==== Records for this task ====

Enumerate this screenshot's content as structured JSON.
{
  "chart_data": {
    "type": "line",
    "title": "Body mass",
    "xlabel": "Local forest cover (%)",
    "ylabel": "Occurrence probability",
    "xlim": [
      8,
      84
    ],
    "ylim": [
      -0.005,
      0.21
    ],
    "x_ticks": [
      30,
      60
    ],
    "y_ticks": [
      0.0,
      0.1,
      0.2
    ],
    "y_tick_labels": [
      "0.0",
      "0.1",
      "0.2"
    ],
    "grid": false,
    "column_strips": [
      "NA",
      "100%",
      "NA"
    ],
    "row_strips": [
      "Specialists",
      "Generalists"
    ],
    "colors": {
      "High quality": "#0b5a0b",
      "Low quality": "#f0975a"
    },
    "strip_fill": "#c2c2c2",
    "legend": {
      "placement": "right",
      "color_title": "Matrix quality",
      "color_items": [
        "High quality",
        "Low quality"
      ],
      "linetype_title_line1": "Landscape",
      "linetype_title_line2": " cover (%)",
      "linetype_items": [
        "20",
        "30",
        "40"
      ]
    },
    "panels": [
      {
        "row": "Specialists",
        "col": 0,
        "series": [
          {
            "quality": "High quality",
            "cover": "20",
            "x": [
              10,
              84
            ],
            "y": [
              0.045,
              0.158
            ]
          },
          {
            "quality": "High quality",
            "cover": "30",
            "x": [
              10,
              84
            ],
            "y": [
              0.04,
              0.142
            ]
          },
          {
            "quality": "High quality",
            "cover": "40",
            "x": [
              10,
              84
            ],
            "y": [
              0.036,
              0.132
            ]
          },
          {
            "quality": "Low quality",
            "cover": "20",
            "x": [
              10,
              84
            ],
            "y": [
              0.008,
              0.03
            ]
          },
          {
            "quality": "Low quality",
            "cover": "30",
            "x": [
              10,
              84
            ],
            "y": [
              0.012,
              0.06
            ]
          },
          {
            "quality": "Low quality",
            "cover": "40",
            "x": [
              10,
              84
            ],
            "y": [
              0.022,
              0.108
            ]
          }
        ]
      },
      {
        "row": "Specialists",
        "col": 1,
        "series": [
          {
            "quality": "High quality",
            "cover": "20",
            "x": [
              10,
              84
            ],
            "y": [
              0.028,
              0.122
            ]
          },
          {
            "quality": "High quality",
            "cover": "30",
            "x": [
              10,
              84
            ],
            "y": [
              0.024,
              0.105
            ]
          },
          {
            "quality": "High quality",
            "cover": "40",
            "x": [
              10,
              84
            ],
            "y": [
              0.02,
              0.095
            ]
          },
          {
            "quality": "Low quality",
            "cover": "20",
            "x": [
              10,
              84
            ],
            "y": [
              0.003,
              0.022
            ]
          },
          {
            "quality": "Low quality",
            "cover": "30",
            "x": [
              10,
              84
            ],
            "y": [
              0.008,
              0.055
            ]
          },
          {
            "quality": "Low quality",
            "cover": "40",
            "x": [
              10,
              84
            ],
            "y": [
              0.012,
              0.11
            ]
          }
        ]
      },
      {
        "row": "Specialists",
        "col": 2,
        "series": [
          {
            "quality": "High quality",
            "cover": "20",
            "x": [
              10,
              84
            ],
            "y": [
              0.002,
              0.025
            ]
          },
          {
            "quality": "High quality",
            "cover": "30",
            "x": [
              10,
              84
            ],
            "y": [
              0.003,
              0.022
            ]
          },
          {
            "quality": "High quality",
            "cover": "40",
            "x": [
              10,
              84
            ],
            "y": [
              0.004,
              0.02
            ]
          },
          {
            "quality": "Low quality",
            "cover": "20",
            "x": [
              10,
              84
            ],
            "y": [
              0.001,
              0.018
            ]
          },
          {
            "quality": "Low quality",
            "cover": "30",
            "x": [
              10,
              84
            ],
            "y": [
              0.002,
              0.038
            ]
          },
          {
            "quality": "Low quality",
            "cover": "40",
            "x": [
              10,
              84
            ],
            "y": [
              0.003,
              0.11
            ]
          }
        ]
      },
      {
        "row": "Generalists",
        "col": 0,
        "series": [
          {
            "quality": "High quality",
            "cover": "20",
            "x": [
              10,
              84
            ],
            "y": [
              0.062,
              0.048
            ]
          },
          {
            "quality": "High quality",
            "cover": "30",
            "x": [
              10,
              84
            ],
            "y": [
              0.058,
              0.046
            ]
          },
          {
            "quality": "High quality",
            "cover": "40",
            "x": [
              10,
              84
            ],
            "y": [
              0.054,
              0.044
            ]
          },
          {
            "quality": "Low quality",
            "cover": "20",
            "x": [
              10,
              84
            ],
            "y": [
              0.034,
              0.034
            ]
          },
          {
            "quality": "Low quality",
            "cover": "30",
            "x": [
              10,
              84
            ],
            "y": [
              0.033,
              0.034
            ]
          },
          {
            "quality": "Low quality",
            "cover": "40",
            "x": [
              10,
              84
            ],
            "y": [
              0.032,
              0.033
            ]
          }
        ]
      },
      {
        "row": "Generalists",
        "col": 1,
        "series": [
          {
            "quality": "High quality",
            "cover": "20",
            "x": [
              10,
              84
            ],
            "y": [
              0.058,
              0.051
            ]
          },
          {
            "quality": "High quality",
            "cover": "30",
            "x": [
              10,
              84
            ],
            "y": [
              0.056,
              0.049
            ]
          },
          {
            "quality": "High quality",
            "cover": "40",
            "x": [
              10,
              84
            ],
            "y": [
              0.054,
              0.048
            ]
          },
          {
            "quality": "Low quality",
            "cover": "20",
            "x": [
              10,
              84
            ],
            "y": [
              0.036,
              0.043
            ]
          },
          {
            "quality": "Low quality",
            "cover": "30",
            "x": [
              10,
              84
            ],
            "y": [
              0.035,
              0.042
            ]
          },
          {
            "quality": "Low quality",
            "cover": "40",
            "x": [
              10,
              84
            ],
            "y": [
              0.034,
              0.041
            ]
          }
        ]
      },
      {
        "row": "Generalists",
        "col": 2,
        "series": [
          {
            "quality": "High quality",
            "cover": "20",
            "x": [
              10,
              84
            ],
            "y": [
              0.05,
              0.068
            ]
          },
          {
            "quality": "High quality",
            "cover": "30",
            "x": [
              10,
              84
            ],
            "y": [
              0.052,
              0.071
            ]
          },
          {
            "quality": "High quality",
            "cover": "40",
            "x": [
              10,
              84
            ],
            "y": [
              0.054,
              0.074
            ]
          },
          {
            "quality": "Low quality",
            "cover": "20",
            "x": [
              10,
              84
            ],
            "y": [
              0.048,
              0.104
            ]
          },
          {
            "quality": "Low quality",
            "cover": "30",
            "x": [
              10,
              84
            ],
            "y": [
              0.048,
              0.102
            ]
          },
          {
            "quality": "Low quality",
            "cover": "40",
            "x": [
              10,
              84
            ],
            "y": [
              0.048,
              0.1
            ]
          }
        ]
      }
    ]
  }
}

====

What you will do: Repeat the records above exactly, from the first line to the last.

Response:
Enumerate this screenshot's content as structured JSON.
{
  "chart_data": {
    "type": "line",
    "title": "Body mass",
    "xlabel": "Local forest cover (%)",
    "ylabel": "Occurrence probability",
    "xlim": [
      8,
      84
    ],
    "ylim": [
      -0.005,
      0.21
    ],
    "x_ticks": [
      30,
      60
    ],
    "y_ticks": [
      0.0,
      0.1,
      0.2
    ],
    "y_tick_labels": [
      "0.0",
      "0.1",
      "0.2"
    ],
    "grid": false,
    "column_strips": [
      "NA",
      "100%",
      "NA"
    ],
    "row_strips": [
      "Specialists",
      "Generalists"
    ],
    "colors": {
      "High quality": "#0b5a0b",
      "Low quality": "#f0975a"
    },
    "strip_fill": "#c2c2c2",
    "legend": {
      "placement": "right",
      "color_title": "Matrix quality",
      "color_items": [
        "High quality",
        "Low quality"
      ],
      "linetype_title_line1": "Landscape",
      "linetype_title_line2": " cover (%)",
      "linetype_items": [
        "20",
        "30",
        "40"
      ]
    },
    "panels": [
      {
        "row": "Specialists",
        "col": 0,
        "series": [
          {
            "quality": "High quality",
            "cover": "20",
            "x": [
              10,
              84
            ],
            "y": [
              0.045,
              0.158
            ]
          },
          {
            "quality": "High quality",
            "cover": "30",
            "x": [
              10,
              84
            ],
            "y": [
              0.04,
              0.142
            ]
          },
          {
            "quality": "High quality",
            "cover": "40",
            "x": [
              10,
              84
            ],
            "y": [
              0.036,
              0.132
            ]
          },
          {
            "quality": "Low quality",
            "cover": "20",
            "x": [
              10,
              84
            ],
            "y": [
              0.008,
              0.03
            ]
          },
          {
            "quality": "Low quality",
            "cover": "30",
            "x": [
              10,
              84
            ],
            "y": [
              0.012,
              0.06
            ]
          },
          {
            "quality": "Low quality",
            "cover": "40",
            "x": [
              10,
              84
            ],
            "y": [
              0.022,
              0.108
            ]
          }
        ]
      },
      {
        "row": "Specialists",
        "col": 1,
        "series": [
          {
            "quality": "High quality",
            "cover": "20",
            "x": [
              10,
              84
            ],
            "y": [
              0.028,
              0.122
            ]
          },
          {
            "quality": "High quality",
            "cover": "30",
            "x": [
              10,
              84
            ],
            "y": [
              0.024,
              0.105
            ]
          },
          {
            "quality": "High quality",
            "cover": "40",
            "x": [
              10,
              84
            ],
            "y": [
              0.02,
              0.095
            ]
          },
          {
            "quality": "Low quality",
            "cover": "20",
            "x": [
              10,
              84
            ],
            "y": [
              0.003,
              0.022
            ]
          },
          {
            "quality": "Low quality",
            "cover": "30",
            "x": [
              10,
              84
            ],
            "y": [
              0.008,
              0.055
            ]
          },
          {
            "quality": "Low quality",
            "cover": "40",
            "x": [
              10,
              84
            ],
            "y": [
              0.012,
              0.11
            ]
          }
        ]
      },
      {
        "row": "Specialists",
        "col": 2,
        "series": [
          {
            "quality": "High quality",
            "cover": "20",
            "x": [
              10,
              84
            ],
            "y": [
              0.002,
              0.025
            ]
          },
          {
            "quality": "High quality",
            "cover": "30",
            "x": [
              10,
              84
            ],
            "y": [
              0.003,
              0.022
            ]
          },
          {
            "quality": "High quality",
            "cover": "40",
            "x": [
              10,
              84
            ],
            "y": [
              0.004,
              0.02
            ]
          },
          {
            "quality": "Low quality",
            "cover": "20",
            "x": [
              10,
              84
            ],
            "y": [
              0.001,
              0.018
            ]
          },
          {
            "quality": "Low quality",
            "cover": "30",
            "x": [
              10,
              84
            ],
            "y": [
              0.002,
              0.038
            ]
          },
          {
            "quality": "Low quality",
            "cover": "40",
            "x": [
              10,
              84
            ],
            "y": [
              0.003,
              0.11
            ]
          }
        ]
      },
      {
        "row": "Generalists",
        "col": 0,
        "series": [
          {
            "quality": "High quality",
            "cover": "20",
            "x": [
              10,
              84
            ],
            "y": [
              0.062,
              0.048
            ]
          },
          {
            "quality": "High quality",
            "cover": "30",
            "x": [
              10,
              84
            ],
            "y": [
              0.058,
              0.046
            ]
          },
          {
            "quality": "High quality",
            "cover": "40",
            "x": [
              10,
              84
            ],
            "y": [
              0.054,
              0.044
            ]
          },
          {
            "quality": "Low quality",
            "cover": "20",
            "x": [
              10,
              84
            ],
            "y": [
              0.034,
              0.034
            ]
          },
          {
            "quality": "Low quality",
            "cover": "30",
            "x": [
              10,
              84
            ],
            "y": [
              0.033,
              0.034
            ]
          },
          {
            "quality": "Low quality",
            "cover": "40",
            "x": [
              10,
              84
            ],
            "y": [
              0.032,
              0.033
            ]
          }
        ]
      },
      {
        "row": "Generalists",
        "col": 1,
        "series": [
          {
            "quality": "High quality",
            "cover": "20",
            "x": [
              10,
              84
            ],
            "y": [
              0.058,
              0.051
            ]
          },
          {
            "quality": "High quality",
            "cover": "30",
            "x": [
              10,
              84
            ],
            "y": [
              0.056,
              0.049
            ]
          },
          {
            "quality": "High quality",
            "cover": "40",
            "x": [
              10,
              84
            ],
            "y": [
              0.054,
              0.048
            ]
          },
          {
            "quality": "Low quality",
            "cover": "20",
            "x": [
              10,
              84
            ],
            "y": [
              0.036,
              0.043
            ]
          },
          {
            "quality": "Low quality",
            "cover": "30",
            "x": [
              10,
              84
            ],
            "y": [
              0.035,
              0.042
            ]
          },
          {
            "quality": "Low quality",
            "cover": "40",
            "x": [
              10,
              84
            ],
            "y": [
              0.034,
              0.041
            ]
          }
        ]
      },
      {
        "row": "Generalists",
        "col": 2,
        "series": [
          {
            "quality": "High quality",
            "cover": "20",
            "x": [
              10,
              84
            ],
            "y": [
              0.05,
              0.068
            ]
          },
          {
            "quality": "High quality",
            "cover": "30",
            "x": [
              10,
              84
            ],
            "y": [
              0.052,
              0.071
            ]
          },
          {
            "quality": "High quality",
            "cover": "40",
            "x": [
              10,
              84
            ],
            "y": [
              0.054,
              0.074
            ]
          },
          {
            "quality": "Low quality",
            "cover": "20",
            "x": [
              10,
              84
            ],
            "y": [
              0.048,
              0.104
            ]
          },
          {
            "quality": "Low quality",
            "cover": "30",
            "x": [
              10,
              84
            ],
            "y": [
              0.048,
              0.102
            ]
          },
          {
            "quality": "Low quality",
            "cover": "40",
            "x": [
              10,
              84
            ],
            "y": [
              0.048,
              0.1
            ]
          }
        ]
      }
    ]
  }
}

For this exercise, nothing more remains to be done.